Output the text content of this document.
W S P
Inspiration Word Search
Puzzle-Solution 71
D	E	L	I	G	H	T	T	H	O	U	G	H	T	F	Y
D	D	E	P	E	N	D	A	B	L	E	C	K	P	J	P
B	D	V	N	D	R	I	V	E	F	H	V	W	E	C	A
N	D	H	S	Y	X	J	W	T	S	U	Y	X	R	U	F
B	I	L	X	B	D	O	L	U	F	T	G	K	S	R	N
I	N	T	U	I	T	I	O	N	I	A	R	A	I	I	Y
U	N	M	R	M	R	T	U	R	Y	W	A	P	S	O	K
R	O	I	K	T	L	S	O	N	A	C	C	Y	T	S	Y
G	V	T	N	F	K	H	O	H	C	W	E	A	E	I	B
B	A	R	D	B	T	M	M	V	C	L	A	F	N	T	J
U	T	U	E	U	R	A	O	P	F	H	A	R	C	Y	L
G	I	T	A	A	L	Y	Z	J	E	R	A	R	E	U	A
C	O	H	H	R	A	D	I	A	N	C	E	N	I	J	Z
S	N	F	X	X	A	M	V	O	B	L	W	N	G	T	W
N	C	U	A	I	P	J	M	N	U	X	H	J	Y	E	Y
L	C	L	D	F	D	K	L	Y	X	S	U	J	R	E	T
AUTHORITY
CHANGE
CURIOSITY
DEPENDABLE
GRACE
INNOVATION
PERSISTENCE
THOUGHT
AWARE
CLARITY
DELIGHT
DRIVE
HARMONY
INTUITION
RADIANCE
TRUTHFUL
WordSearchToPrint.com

○ ○ ○

__Task prompt__
Write every entry out again exactly.

__Output of the exercise__
Output the text content of this document.
W S P
Inspiration Word Search
Puzzle-Solution 71
D	E	L	I	G	H	T	T	H	O	U	G	H	T	F	Y
D	D	E	P	E	N	D	A	B	L	E	C	K	P	J	P
B	D	V	N	D	R	I	V	E	F	H	V	W	E	C	A
N	D	H	S	Y	X	J	W	T	S	U	Y	X	R	U	F
B	I	L	X	B	D	O	L	U	F	T	G	K	S	R	N
I	N	T	U	I	T	I	O	N	I	A	R	A	I	I	Y
U	N	M	R	M	R	T	U	R	Y	W	A	P	S	O	K
R	O	I	K	T	L	S	O	N	A	C	C	Y	T	S	Y
G	V	T	N	F	K	H	O	H	C	W	E	A	E	I	B
B	A	R	D	B	T	M	M	V	C	L	A	F	N	T	J
U	T	U	E	U	R	A	O	P	F	H	A	R	C	Y	L
G	I	T	A	A	L	Y	Z	J	E	R	A	R	E	U	A
C	O	H	H	R	A	D	I	A	N	C	E	N	I	J	Z
S	N	F	X	X	A	M	V	O	B	L	W	N	G	T	W
N	C	U	A	I	P	J	M	N	U	X	H	J	Y	E	Y
L	C	L	D	F	D	K	L	Y	X	S	U	J	R	E	T
AUTHORITY
CHANGE
CURIOSITY
DEPENDABLE
GRACE
INNOVATION
PERSISTENCE
THOUGHT
AWARE
CLARITY
DELIGHT
DRIVE
HARMONY
INTUITION
RADIANCE
TRUTHFUL
WordSearchToPrint.com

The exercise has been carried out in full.